2. 4721 sayılı Kanun'un “Sorumluluk” başlıklı 1007 nci maddesi.
3. Yargıtay Hukuk Genel Kurulunun 18.11.2009 tarihli ve 2009/4 - 383 Esas, 2009/517 Karar sayılı kararında tapu işlemlerinin kadastro tespit işlemlerinden başlayarak birbirini takip eden işlemler olduğu, tapu kütüğünün oluşumu aşamasındaki kadastro işlemleri ile tapu işlemleri bir bütün oluşturduğundan bu kayıtlarda yapılan hatalardan 4721 sayılı Kanun'un 1007 nci maddesi anlamında Devletin sorumlu olduğunun kabulünün gerektiği, Devletin sorumluluğunun kusursuz sorumluluk olduğu, bu işlemler nedeniyle zarar görenlerin 4721 sayılı Kanun'un 1007 nci maddesi gereğince zararlarının tazmini için Hazine aleyhine adlî yargıda dava açabilecekleri belirtilmiştir.
4. 4721 sayılı Kanun'un 1007 nci maddesi uyarınca kabul edilen Devletin sorumluluğu, tapu sicilinin önemi ve kişilerin bu sicile olan güven duygularını sağlamak bakımından aynî hakkının saptanması, herkese açık tutulmasında tekel hakkı sağlayan bir sicil olması esasına dayanmaktadır. Bu sorumluluk, asıl ve nesnel (objektif) bir sorumluluk olduğundan zarara uğrayan zararının ödetilmesini doğrudan Devletten isteyebilir.
5. 4721 sayılı Kanun'un 1007 nci maddesi gereğince açılan davalarda, tapu kaydının iptali nedeniyle tapu sahibinin oluşan gerçek zararı neyse tazminatın miktarı da o kadar olmalıdır. Gerçek zarar, tapu kaydının iptali nedeniyle tapu malikinin mal varlığında meydana gelen azalmadır. Tazminat miktarı zarar verici eylem gerçekleşmemiş olsaydı zarar görenin mal varlığı ne durumda olacak idiyse aynı durumun tesis edilebileceği miktarda olmalıdır. Zarara uğrayan kişinin gerçek zararı ise tazminat miktarının belirlenmesinde esas alınacak değerlendirme tarihine göre belirlenecek olup bu tarihe göre tapusu iptal edilen taşınmazın niteliği ve değeri belirlenmelidir. taşınmazın niteliği arazi ise net gelir metodu yöntemi ile arsa vasfında ise değerlendirme gününden önceki özel amacı olmayan emsal satışlara göre hesaplanması suretiyle gerçek değer belirlenmelidir.
3. Değerlendirme
1. Bölge adliye mahkemelerinin nihai kararlarının bozulması 6100 sayılı Kanun’un 371 inci maddesi ile 369 uncu maddesinin birinci fıkrasında yer alan sebeplerden birinin varlığı hâlinde mümkündür.
○ ○ ○ ○ ○
▸ Yapılacak Çalışma
Devletin tapu sicilinden doğan sorumluluğuna ilişkin metinde "2. 4721 sayılı" ile başlayıp "dava açabilecekleri belirtilmiştir." ile biten bölümü değiştirmeden yazın. Yalnızca bu metne dayanın.

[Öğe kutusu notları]
○ ○ ○ ○ ○
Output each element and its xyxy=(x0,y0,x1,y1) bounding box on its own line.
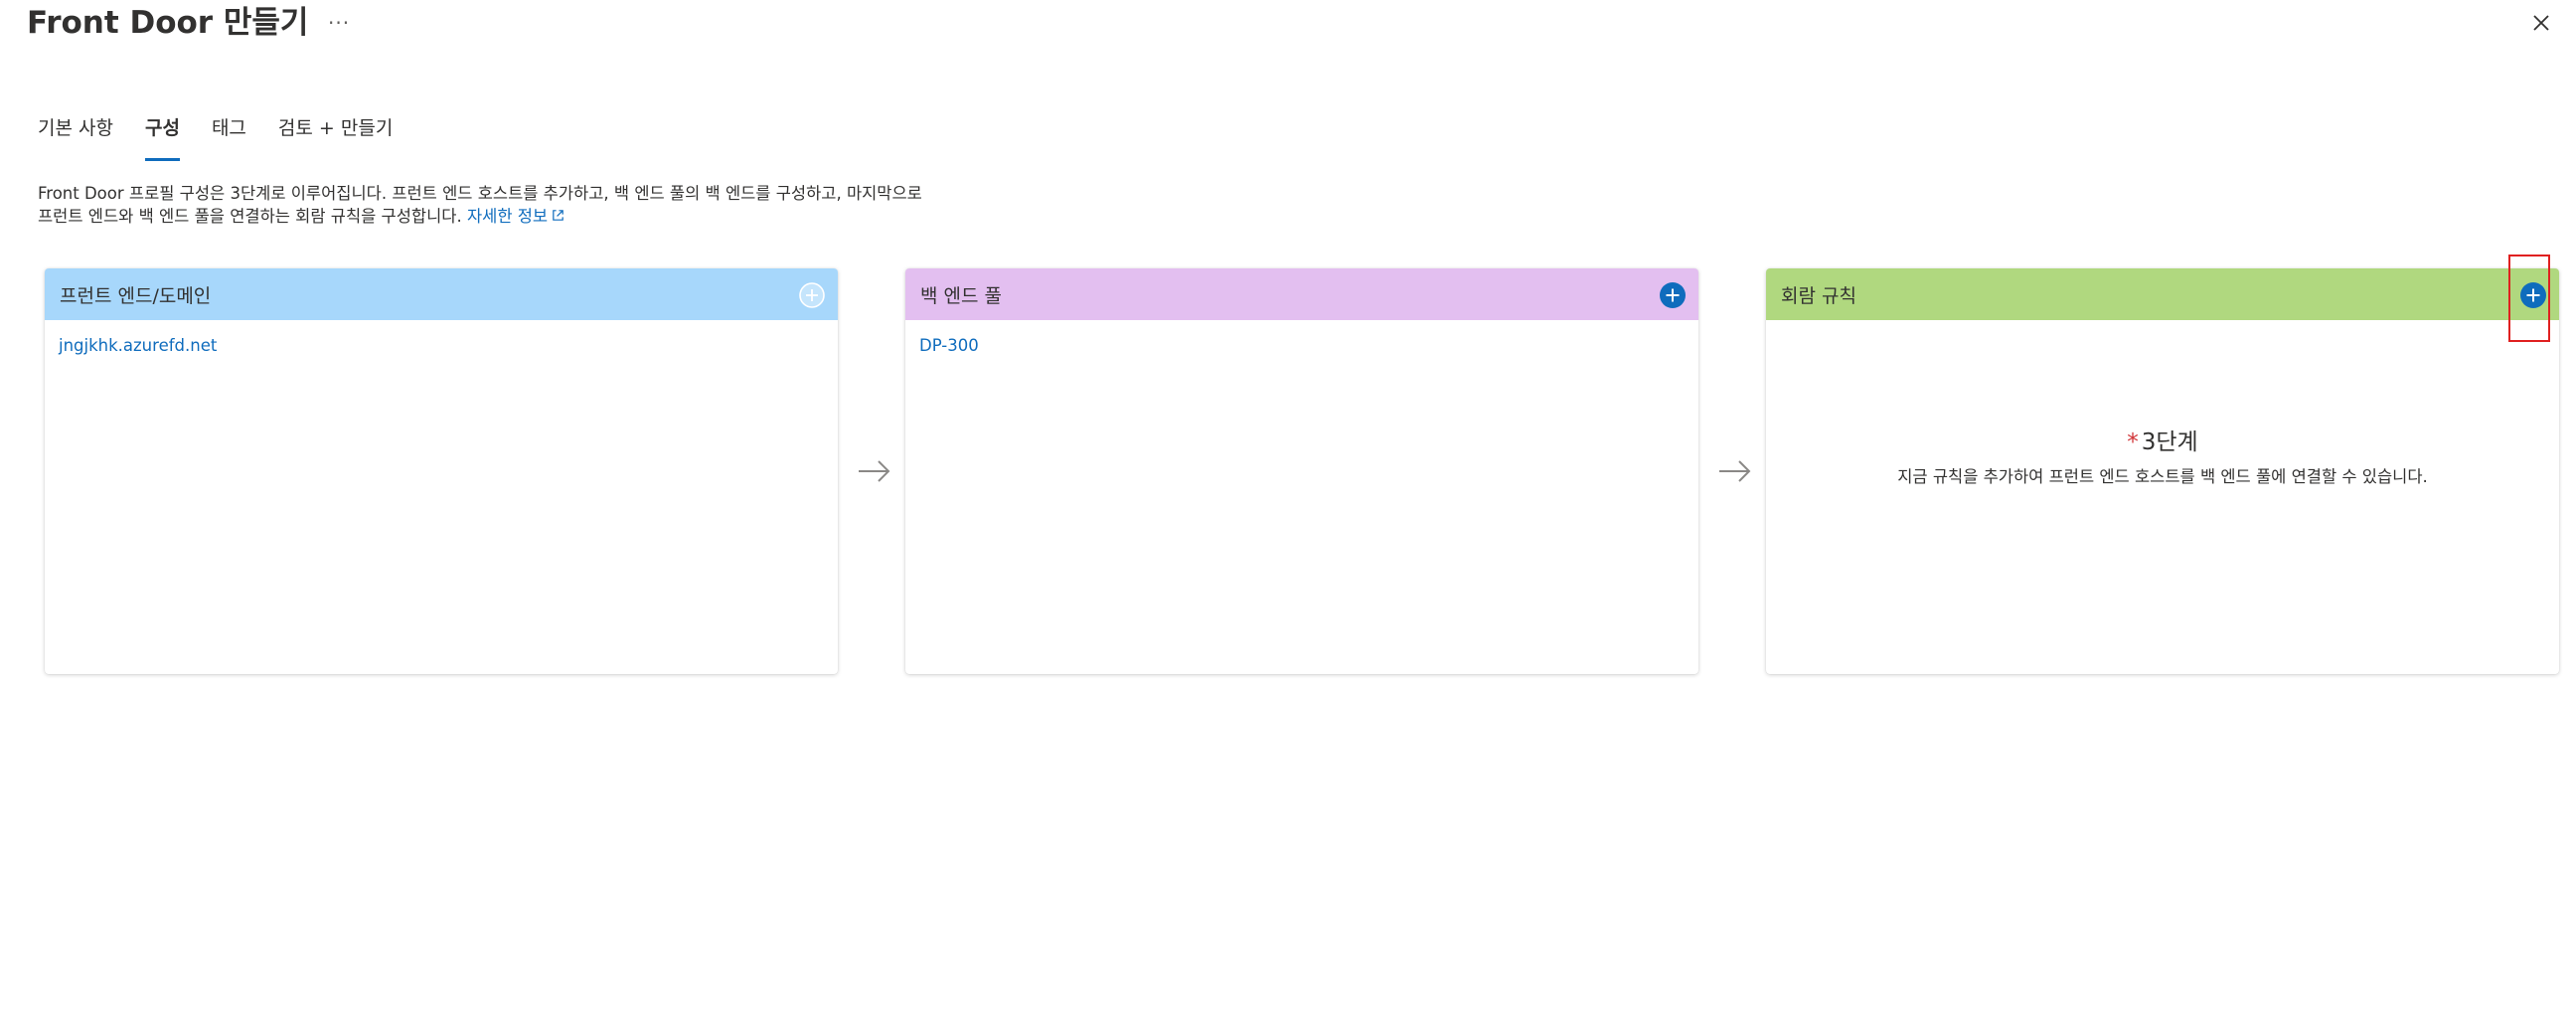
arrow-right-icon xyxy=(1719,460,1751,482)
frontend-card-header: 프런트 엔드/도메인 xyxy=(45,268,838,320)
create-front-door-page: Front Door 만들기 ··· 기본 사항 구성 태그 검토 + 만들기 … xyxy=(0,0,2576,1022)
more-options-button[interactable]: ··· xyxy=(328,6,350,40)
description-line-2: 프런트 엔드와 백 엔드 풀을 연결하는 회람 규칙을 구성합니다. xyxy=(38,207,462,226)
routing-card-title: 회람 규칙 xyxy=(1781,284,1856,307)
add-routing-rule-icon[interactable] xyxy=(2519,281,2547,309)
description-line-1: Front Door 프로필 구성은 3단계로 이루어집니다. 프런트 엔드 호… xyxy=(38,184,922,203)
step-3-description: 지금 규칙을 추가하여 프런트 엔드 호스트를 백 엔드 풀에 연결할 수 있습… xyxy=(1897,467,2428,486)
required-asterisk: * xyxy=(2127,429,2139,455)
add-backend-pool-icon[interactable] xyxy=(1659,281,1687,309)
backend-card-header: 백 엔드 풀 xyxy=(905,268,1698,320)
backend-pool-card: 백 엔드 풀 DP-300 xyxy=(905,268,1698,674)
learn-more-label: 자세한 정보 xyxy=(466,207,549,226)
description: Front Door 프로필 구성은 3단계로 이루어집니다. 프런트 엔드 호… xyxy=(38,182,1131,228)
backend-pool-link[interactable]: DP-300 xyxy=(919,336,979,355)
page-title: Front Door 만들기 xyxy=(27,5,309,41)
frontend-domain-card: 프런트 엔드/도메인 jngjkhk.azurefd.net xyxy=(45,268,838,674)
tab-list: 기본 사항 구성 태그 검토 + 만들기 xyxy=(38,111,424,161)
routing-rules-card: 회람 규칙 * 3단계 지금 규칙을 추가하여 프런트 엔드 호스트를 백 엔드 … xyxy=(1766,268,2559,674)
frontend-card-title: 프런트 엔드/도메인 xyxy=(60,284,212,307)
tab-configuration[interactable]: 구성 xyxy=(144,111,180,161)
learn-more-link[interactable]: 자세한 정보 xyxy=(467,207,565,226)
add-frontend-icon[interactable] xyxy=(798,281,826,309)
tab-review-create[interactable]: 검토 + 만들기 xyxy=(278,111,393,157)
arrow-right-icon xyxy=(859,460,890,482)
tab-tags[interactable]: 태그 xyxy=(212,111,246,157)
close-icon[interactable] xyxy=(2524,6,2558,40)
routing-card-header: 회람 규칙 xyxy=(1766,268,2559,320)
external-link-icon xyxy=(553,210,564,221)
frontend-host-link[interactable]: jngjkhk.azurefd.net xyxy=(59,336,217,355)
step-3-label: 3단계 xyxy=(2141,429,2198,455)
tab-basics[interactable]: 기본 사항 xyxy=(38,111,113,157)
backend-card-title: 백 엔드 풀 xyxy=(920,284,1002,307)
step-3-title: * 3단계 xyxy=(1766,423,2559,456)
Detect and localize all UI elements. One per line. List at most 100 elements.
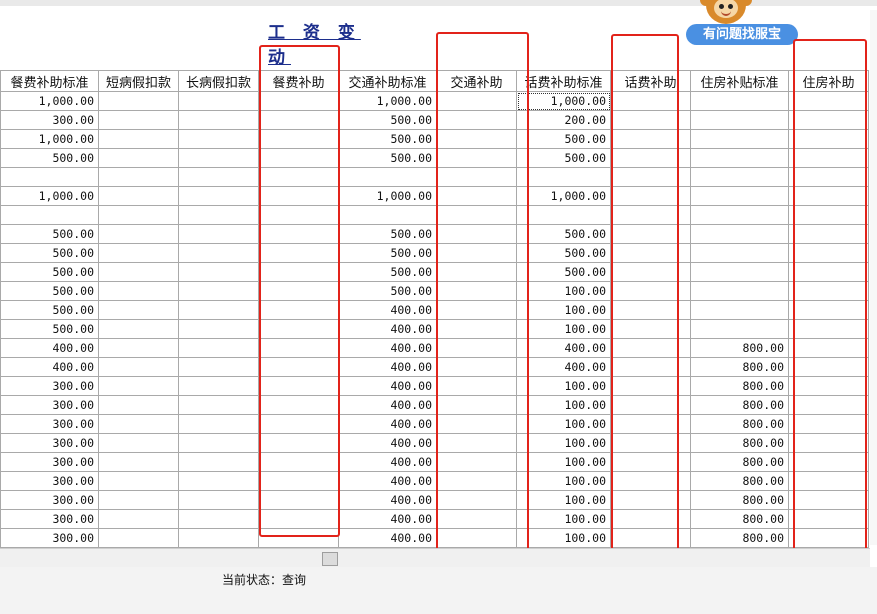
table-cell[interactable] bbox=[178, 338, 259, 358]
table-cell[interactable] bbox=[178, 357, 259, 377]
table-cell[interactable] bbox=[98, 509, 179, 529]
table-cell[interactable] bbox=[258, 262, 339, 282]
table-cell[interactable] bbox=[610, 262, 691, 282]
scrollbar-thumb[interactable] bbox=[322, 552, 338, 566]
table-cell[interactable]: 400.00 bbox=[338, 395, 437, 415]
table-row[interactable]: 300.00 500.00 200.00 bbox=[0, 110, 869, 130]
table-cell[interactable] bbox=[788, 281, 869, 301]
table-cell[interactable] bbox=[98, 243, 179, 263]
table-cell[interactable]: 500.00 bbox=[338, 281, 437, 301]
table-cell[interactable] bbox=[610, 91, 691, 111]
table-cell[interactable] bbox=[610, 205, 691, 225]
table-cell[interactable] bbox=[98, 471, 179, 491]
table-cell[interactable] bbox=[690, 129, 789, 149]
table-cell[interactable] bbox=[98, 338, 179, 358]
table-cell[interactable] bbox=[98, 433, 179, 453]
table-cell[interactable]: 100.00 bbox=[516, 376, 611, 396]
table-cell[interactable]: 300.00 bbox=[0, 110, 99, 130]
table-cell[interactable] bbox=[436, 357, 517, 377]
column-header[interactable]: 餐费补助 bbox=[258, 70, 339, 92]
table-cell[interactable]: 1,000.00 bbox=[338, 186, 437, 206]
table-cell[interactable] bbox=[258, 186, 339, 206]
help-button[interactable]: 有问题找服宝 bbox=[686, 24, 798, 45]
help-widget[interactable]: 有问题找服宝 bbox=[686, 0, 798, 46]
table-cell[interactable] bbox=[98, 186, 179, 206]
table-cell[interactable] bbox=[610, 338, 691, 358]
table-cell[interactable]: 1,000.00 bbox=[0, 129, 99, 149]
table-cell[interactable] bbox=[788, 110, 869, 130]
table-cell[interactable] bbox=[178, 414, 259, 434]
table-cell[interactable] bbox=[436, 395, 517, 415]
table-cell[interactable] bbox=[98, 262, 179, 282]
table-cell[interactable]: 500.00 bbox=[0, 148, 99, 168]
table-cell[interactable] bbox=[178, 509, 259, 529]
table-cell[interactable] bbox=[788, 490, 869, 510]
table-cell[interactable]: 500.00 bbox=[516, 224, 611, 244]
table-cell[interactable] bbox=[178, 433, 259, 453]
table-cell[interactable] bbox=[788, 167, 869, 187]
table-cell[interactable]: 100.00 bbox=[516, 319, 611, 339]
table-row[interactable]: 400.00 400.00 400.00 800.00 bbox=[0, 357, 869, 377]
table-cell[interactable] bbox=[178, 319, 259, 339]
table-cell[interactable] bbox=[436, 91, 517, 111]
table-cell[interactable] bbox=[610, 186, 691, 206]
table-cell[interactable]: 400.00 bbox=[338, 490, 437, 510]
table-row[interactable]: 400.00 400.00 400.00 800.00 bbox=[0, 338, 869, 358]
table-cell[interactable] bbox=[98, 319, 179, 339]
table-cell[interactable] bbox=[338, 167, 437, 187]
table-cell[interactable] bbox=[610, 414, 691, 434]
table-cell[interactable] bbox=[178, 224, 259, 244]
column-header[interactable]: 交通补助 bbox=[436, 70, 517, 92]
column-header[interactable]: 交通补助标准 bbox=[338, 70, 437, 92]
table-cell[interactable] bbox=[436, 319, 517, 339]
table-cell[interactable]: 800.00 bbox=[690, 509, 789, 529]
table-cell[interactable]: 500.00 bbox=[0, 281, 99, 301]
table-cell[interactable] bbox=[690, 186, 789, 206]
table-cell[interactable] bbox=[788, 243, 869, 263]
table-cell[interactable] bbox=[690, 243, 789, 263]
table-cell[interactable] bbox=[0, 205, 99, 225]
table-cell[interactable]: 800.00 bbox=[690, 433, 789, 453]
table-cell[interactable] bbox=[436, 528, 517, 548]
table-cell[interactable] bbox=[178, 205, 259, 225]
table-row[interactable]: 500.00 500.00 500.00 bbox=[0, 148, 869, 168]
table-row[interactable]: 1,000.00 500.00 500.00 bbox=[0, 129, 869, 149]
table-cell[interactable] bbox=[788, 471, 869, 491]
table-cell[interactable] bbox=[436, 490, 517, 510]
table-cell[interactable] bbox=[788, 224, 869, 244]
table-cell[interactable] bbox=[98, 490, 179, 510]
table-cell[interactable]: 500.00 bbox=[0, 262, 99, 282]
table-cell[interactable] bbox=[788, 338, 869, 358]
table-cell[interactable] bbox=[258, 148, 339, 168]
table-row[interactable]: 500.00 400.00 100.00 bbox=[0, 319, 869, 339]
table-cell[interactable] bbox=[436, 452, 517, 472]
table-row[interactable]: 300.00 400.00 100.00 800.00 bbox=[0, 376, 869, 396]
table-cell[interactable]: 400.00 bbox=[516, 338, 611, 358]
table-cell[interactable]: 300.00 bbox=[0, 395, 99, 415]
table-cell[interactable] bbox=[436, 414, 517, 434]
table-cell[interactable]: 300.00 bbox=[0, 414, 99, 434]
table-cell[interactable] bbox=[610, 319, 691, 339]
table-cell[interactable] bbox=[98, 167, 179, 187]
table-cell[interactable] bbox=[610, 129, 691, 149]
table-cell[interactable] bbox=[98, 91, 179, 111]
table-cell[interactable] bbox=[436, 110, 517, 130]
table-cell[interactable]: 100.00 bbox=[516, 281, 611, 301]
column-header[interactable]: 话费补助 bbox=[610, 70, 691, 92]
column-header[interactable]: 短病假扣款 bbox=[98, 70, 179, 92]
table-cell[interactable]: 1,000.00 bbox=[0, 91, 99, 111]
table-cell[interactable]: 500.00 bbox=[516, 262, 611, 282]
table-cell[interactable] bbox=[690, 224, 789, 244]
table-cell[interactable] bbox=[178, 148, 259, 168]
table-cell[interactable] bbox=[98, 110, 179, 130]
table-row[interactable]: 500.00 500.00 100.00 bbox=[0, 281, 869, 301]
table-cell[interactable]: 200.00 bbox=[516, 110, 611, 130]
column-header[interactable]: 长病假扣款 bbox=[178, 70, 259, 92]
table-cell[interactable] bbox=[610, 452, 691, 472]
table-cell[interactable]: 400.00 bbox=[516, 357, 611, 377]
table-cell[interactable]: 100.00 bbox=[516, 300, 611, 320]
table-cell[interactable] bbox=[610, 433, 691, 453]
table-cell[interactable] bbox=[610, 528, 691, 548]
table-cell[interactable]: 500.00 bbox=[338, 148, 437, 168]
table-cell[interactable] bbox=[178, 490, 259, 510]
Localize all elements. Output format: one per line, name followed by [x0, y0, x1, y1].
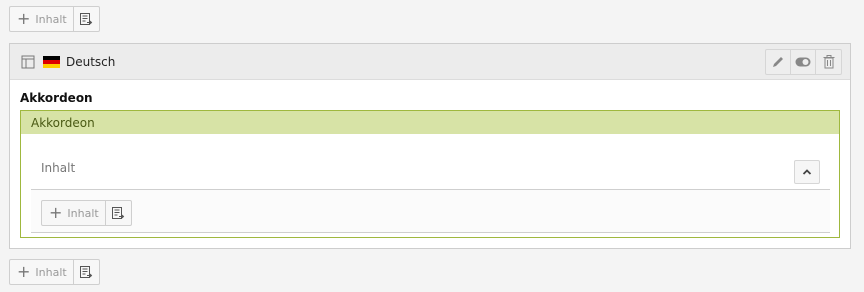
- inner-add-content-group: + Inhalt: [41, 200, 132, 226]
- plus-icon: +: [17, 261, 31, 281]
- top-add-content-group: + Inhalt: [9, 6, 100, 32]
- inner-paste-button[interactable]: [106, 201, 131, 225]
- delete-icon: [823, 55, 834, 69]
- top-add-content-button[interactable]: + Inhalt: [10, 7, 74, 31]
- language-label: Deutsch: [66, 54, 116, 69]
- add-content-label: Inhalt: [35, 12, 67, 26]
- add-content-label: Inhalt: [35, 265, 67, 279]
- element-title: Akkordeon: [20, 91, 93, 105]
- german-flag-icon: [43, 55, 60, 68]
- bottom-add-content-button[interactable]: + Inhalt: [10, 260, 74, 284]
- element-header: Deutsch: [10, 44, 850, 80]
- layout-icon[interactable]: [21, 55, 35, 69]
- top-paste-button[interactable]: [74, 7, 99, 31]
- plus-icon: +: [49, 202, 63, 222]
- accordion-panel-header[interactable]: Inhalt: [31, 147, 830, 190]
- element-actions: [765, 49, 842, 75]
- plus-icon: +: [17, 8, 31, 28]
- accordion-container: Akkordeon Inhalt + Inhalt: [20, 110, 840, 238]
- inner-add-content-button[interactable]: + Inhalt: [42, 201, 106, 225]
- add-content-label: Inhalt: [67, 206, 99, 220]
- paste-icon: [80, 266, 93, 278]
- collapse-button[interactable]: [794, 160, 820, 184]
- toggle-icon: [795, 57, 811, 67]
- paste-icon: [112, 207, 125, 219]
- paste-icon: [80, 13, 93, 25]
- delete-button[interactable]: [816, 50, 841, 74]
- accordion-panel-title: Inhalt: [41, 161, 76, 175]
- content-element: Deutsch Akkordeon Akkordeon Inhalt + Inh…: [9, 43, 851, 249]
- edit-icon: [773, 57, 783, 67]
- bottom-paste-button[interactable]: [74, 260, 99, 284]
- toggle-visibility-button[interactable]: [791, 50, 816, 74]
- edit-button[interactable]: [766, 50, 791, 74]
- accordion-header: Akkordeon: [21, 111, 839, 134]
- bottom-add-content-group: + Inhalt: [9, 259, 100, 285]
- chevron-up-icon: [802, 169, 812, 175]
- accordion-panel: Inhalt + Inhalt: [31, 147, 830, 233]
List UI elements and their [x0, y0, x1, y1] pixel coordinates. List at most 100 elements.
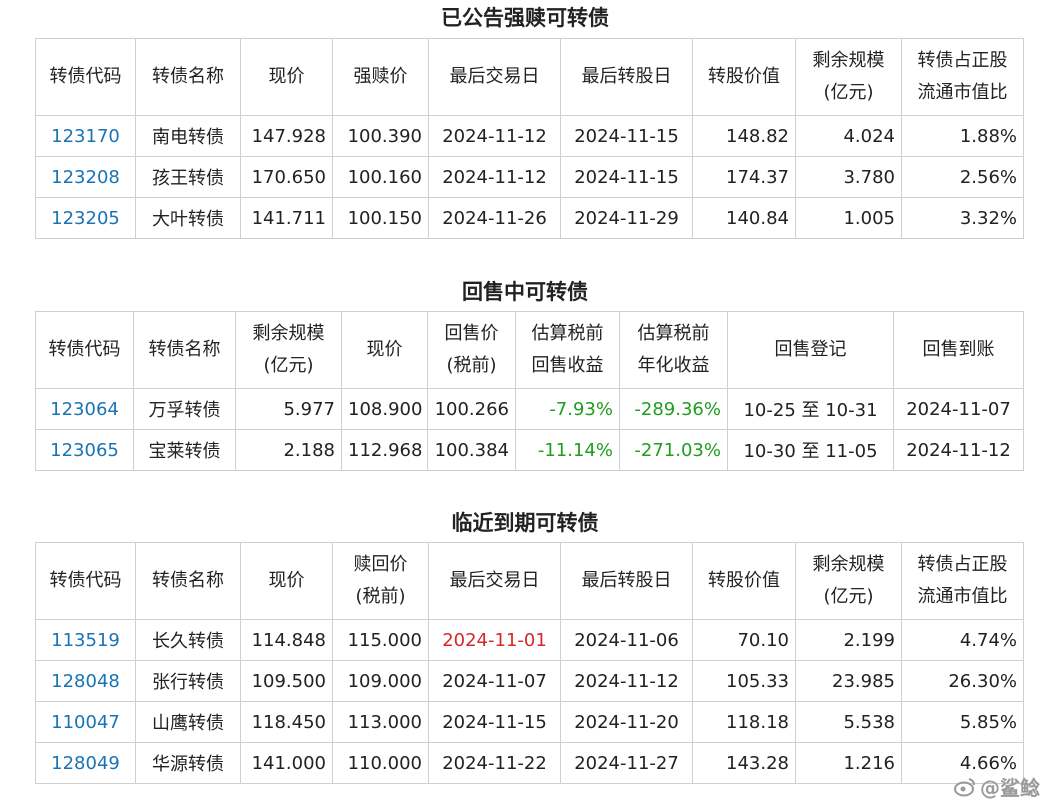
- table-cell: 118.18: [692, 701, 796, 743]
○ ○ ○ ○ ○
▸ Tam Çözüm
2. 4721 sayılı Kanun'un “Sorumluluk” başlıklı 1007 nci maddesi.
3. Yargıtay Hukuk Genel Kurulunun 18.11.2009 tarihli ve 2009/4 - 383 Esas, 2009/517 Karar sayılı kararında tapu işlemlerinin kadastro tespit işlemlerinden başlayarak birbirini takip eden işlemler olduğu, tapu kütüğünün oluşumu aşamasındaki kadastro işlemleri ile tapu işlemleri bir bütün oluşturduğundan bu kayıtlarda yapılan hatalardan 4721 sayılı Kanun'un 1007 nci maddesi anlamında Devletin sorumlu olduğunun kabulünün gerektiği, Devletin sorumluluğunun kusursuz sorumluluk olduğu, bu işlemler nedeniyle zarar görenlerin 4721 sayılı Kanun'un 1007 nci maddesi gereğince zararlarının tazmini için Hazine aleyhine adlî yargıda dava açabilecekleri belirtilmiştir.